**Brief**. Work out how many lines in the listings below contain the string "subtitle", and give only that number.
-------- Data entries --------
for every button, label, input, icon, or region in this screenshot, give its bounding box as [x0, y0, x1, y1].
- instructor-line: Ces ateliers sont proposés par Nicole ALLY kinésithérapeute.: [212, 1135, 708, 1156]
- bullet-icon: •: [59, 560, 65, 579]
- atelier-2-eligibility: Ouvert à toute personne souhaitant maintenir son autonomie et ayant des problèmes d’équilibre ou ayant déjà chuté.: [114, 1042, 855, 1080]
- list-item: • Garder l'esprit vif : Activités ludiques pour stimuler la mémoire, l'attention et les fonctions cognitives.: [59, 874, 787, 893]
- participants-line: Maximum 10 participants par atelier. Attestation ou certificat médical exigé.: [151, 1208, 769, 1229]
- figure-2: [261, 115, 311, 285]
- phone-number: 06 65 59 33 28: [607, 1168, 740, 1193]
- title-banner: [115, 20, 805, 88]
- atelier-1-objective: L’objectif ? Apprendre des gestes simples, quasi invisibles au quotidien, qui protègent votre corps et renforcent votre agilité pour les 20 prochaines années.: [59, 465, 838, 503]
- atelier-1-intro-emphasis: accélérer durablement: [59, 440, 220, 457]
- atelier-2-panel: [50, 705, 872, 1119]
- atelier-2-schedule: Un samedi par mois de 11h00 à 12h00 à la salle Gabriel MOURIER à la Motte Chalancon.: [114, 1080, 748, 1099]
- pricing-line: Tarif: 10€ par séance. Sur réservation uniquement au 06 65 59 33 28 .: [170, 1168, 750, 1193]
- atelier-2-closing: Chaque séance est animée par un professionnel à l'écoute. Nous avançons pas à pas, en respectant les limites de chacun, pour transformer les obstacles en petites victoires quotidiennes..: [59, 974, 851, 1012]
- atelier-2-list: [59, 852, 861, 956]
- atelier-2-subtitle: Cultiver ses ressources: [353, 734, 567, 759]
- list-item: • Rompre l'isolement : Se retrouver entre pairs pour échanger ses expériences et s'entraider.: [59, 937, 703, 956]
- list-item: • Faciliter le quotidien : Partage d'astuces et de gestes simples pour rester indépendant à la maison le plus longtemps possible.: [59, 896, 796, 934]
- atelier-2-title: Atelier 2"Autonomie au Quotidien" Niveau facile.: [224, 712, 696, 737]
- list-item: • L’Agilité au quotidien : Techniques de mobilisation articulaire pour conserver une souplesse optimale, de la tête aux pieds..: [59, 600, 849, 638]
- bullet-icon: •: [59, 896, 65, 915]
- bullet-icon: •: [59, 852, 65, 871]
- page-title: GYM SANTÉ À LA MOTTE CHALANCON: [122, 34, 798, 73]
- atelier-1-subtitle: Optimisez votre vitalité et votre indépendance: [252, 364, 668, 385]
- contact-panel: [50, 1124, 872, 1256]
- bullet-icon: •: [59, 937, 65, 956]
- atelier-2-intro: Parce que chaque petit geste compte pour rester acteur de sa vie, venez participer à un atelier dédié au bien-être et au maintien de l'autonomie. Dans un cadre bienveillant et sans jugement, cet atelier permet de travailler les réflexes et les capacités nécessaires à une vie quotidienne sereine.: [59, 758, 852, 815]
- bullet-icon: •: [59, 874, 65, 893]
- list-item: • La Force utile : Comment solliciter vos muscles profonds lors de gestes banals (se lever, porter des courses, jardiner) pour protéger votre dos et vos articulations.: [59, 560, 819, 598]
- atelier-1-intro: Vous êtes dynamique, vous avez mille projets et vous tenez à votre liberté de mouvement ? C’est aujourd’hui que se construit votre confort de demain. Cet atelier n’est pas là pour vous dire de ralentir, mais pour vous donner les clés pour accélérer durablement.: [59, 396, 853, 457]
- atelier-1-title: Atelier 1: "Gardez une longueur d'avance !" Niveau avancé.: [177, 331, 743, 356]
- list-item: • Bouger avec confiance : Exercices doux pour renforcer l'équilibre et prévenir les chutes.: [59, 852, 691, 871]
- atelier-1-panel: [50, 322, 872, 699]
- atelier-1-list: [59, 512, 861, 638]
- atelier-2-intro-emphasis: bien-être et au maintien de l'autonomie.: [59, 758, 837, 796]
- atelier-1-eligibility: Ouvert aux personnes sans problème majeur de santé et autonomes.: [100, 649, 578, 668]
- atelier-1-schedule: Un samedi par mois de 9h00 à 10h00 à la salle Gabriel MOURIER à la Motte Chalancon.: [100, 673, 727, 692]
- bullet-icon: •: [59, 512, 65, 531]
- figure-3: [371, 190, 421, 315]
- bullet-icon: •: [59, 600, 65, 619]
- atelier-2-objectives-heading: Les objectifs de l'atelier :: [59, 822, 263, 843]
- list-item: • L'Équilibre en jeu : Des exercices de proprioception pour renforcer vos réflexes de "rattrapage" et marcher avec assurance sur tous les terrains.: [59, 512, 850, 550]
--------
**Response to this exercise**. 2